### STATED EXERCISE
From the entries below, gather every line containing the string "شيبة".

[Begin]

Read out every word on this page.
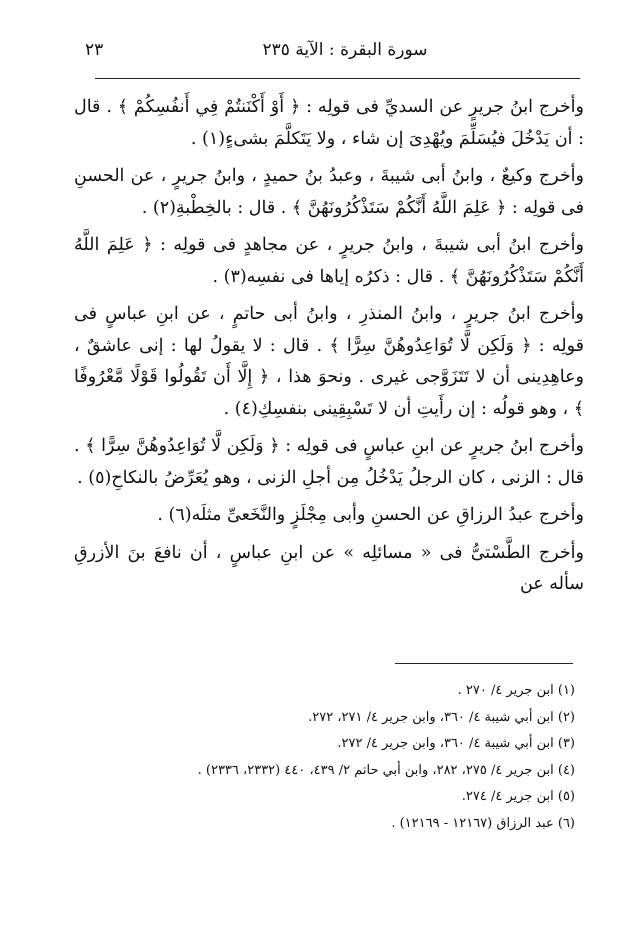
سورة البقرة : الآية ٢٣٥
٢٣

وأخرج ابنُ جريرٍ عن السديِّ فى قولِه : ﴿ أَوْ أَكْنَنتُمْ فِي أَنفُسِكُمْ ﴾ . قال : أن يَدْخُلَ فيُسَلِّمَ ويُهْدِىَ إن شاء ، ولا يَتَكلَّمَ بشىءٍ(١) .

وأخرج وكيعٌ ، وابنُ أبى شيبةَ ، وعبدُ بنُ حميدٍ ، وابنُ جريرٍ ، عن الحسنِ فى قولِه : ﴿ عَلِمَ اللَّهُ أَنَّكُمْ سَتَذْكُرُونَهُنَّ ﴾ . قال : بالخِطْبةِ(٢) .

وأخرج ابنُ أبى شيبةَ ، وابنُ جريرٍ ، عن مجاهدٍ فى قولِه : ﴿ عَلِمَ اللَّهُ أَنَّكُمْ سَتَذْكُرُونَهُنَّ ﴾ . قال : ذكرُه إياها فى نفسِه(٣) .

وأخرج ابنُ جريرٍ ، وابنُ المنذرِ ، وابنُ أبى حاتمٍ ، عن ابنِ عباسٍ فى قولِه : ﴿ وَلَكِن لَّا تُوَاعِدُوهُنَّ سِرًّا ﴾ . قال : لا يقولُ لها : إنى عاشقٌ ، وعاهِدِينى أن لا تَتَزَوَّجى غيرى . ونحوَ هذا ، ﴿ إِلَّا أَن تَقُولُوا قَوْلًا مَّعْرُوفًا ﴾ ، وهو قولُه : إن رأَيتِ أن لا تَسْبِقِينى بنفسِكِ(٤) .

وأخرج ابنُ جريرٍ عن ابنِ عباسٍ فى قولِه : ﴿ وَلَكِن لَّا تُوَاعِدُوهُنَّ سِرًّا ﴾ . قال : الزنى ، كان الرجلُ يَدْخُلُ مِن أجلِ الزنى ، وهو يُعَرِّضُ بالنكاحِ(٥) .

وأخرج عبدُ الرزاقِ عن الحسنِ وأبى مِجْلَزٍ والنَّخَعىِّ مثلَه(٦) .

وأخرج الطَّسْتىُّ فى « مسائلِه » عن ابنِ عباسٍ ، أن نافعَ بنَ الأزرقِ سأله عن

(١) ابن جرير ٤/ ٢٧٠ .
(٢) ابن أبي شيبة ٤/ ٣٦٠، وابن جرير ٤/ ٢٧١، ٢٧٢.
(٣) ابن أبي شيبة ٤/ ٣٦٠، وابن جرير ٤/ ٢٧٢.
(٤) ابن جرير ٤/ ٢٧٥، ٢٨٢، وابن أبي حاتم ٢/ ٤٣٩، ٤٤٠ (٢٣٣٢، ٢٣٣٦) .
(٥) ابن جرير ٤/ ٢٧٤.
(٦) عبد الرزاق (١٢١٦٧ - ١٢١٦٩) .
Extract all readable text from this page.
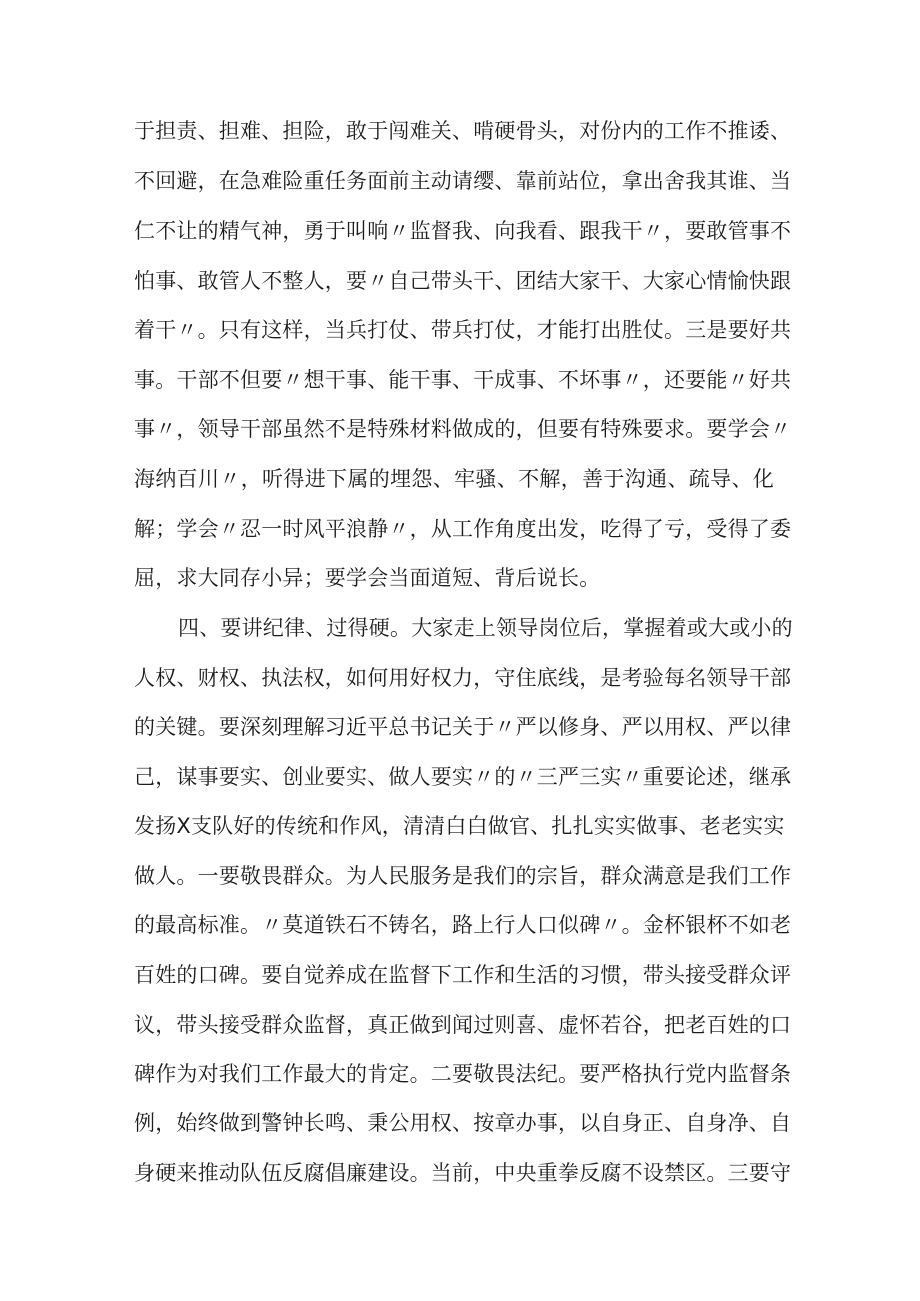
于担责、担难、担险，敢于闯难关、啃硬骨头，对份内的工作不推诿、
不回避，在急难险重任务面前主动请缨、靠前站位，拿出舍我其谁、当
仁不让的精气神，勇于叫响〃监督我、向我看、跟我干〃，要敢管事不
怕事、敢管人不整人，要〃自己带头干、团结大家干、大家心情愉快跟
着干〃。只有这样，当兵打仗、带兵打仗，才能打出胜仗。三是要好共
事。干部不但要〃想干事、能干事、干成事、不坏事〃，还要能〃好共
事〃，领导干部虽然不是特殊材料做成的，但要有特殊要求。要学会〃
海纳百川〃，听得进下属的埋怨、牢骚、不解，善于沟通、疏导、化
解；学会〃忍一时风平浪静〃，从工作角度出发，吃得了亏，受得了委
屈，求大同存小异；要学会当面道短、背后说长。
四、要讲纪律、过得硬。大家走上领导岗位后，掌握着或大或小的
人权、财权、执法权，如何用好权力，守住底线，是考验每名领导干部
的关键。要深刻理解习近平总书记关于〃严以修身、严以用权、严以律
己，谋事要实、创业要实、做人要实〃的〃三严三实〃重要论述，继承
发扬X支队好的传统和作风，清清白白做官、扎扎实实做事、老老实实
做人。一要敬畏群众。为人民服务是我们的宗旨，群众满意是我们工作
的最高标准。〃莫道铁石不铸名，路上行人口似碑〃。金杯银杯不如老
百姓的口碑。要自觉养成在监督下工作和生活的习惯，带头接受群众评
议，带头接受群众监督，真正做到闻过则喜、虚怀若谷，把老百姓的口
碑作为对我们工作最大的肯定。二要敬畏法纪。要严格执行党内监督条
例，始终做到警钟长鸣、秉公用权、按章办事，以自身正、自身净、自
身硬来推动队伍反腐倡廉建设。当前，中央重拳反腐不设禁区。三要守
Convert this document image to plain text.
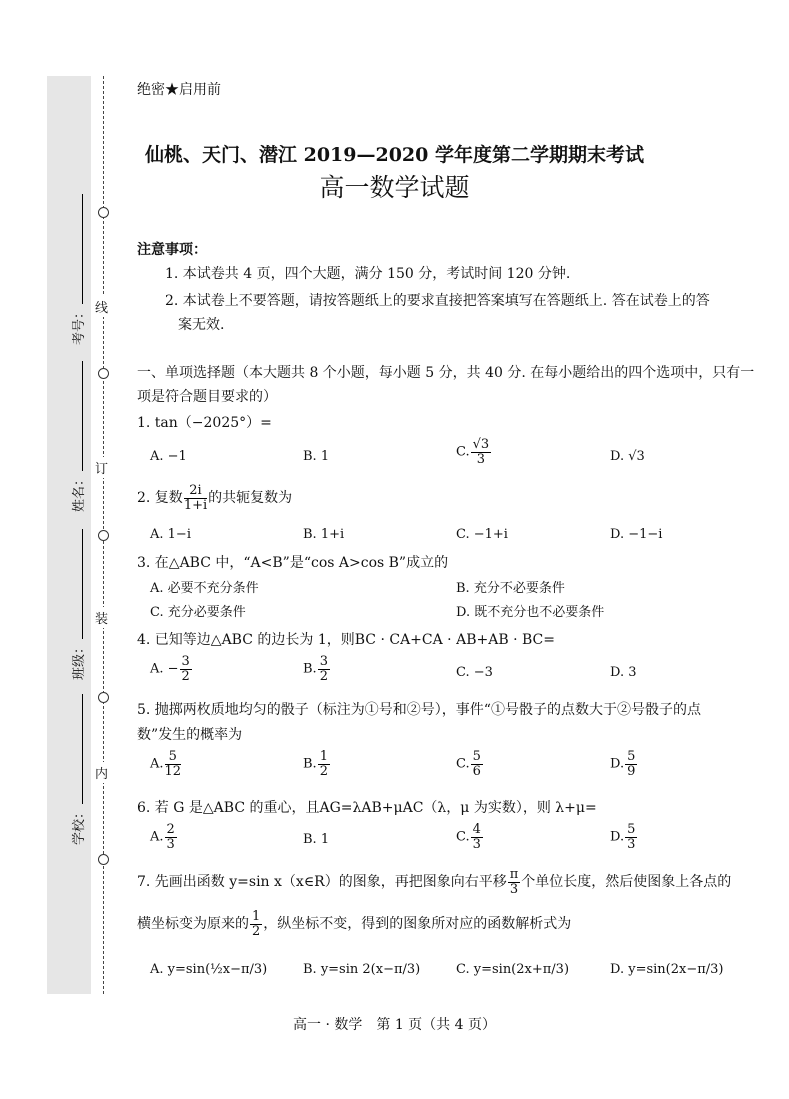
线
订
装
内
考号：
姓名：
班级：
学校：
绝密★启用前
仙桃、天门、潜江 2019—2020 学年度第二学期期末考试
高一数学试题
注意事项：
1. 本试卷共 4 页，四个大题，满分 150 分，考试时间 120 分钟.
2. 本试卷上不要答题，请按答题纸上的要求直接把答案填写在答题纸上. 答在试卷上的答
案无效.
一、单项选择题（本大题共 8 个小题，每小题 5 分，共 40 分. 在每小题给出的四个选项中，只有一
项是符合题目要求的）
1. tan（−2025°）=
A. −1	B. 1	C. $\frac{√3}{3}$	D. √3
2. 复数 $\frac{2i}{1+i}$ 的共轭复数为
A. 1−i	B. 1+i	C. −1+i	D. −1−i
3. 在△ABC 中，“A<B”是“cos A>cos B”成立的
A. 必要不充分条件	B. 充分不必要条件
C. 充分必要条件	D. 既不充分也不必要条件
4. 已知等边△ABC 的边长为 1，则BC · CA+CA · AB+AB · BC=
A. − $\frac{3}{2}$	B. $\frac{3}{2}$	C. −3	D. 3
5. 抛掷两枚质地均匀的骰子（标注为①号和②号），事件“①号骰子的点数大于②号骰子的点
数”发生的概率为
A. $\frac{5}{12}$	B. $\frac{1}{2}$	C. $\frac{5}{6}$	D. $\frac{5}{9}$
6. 若 G 是△ABC 的重心，且AG=λAB+μAC（λ，μ 为实数），则 λ+μ=
A. $\frac{2}{3}$	B. 1	C. $\frac{4}{3}$	D. $\frac{5}{3}$
7. 先画出函数 y=sin x（x∈R）的图象，再把图象向右平移 $\frac{\pi}{3}$ 个单位长度，然后使图象上各点的
横坐标变为原来的 $\frac{1}{2}$ ，纵坐标不变，得到的图象所对应的函数解析式为
A. y=sin(½x−π/3)	B. y=sin 2(x−π/3)	C. y=sin(2x+π/3)	D. y=sin(2x−π/3)
高一 · 数学　第 1 页（共 4 页）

[End]

### RESPONSE TO THIS TASK
وأخرج وكيعٌ ، وابنُ أبى شيبةَ ، وعبدُ بنُ حميدٍ ، وابنُ جريرٍ ، عن الحسنِ فى قولِه : ﴿ عَلِمَ اللَّهُ أَنَّكُمْ سَتَذْكُرُونَهُنَّ ﴾ . قال : بالخِطْبةِ(٢) .
وأخرج ابنُ أبى شيبةَ ، وابنُ جريرٍ ، عن مجاهدٍ فى قولِه : ﴿ عَلِمَ اللَّهُ أَنَّكُمْ سَتَذْكُرُونَهُنَّ ﴾ . قال : ذكرُه إياها فى نفسِه(٣) .
(٢) ابن أبي شيبة ٤/ ٣٦٠، وابن جرير ٤/ ٢٧١، ٢٧٢.
(٣) ابن أبي شيبة ٤/ ٣٦٠، وابن جرير ٤/ ٢٧٢.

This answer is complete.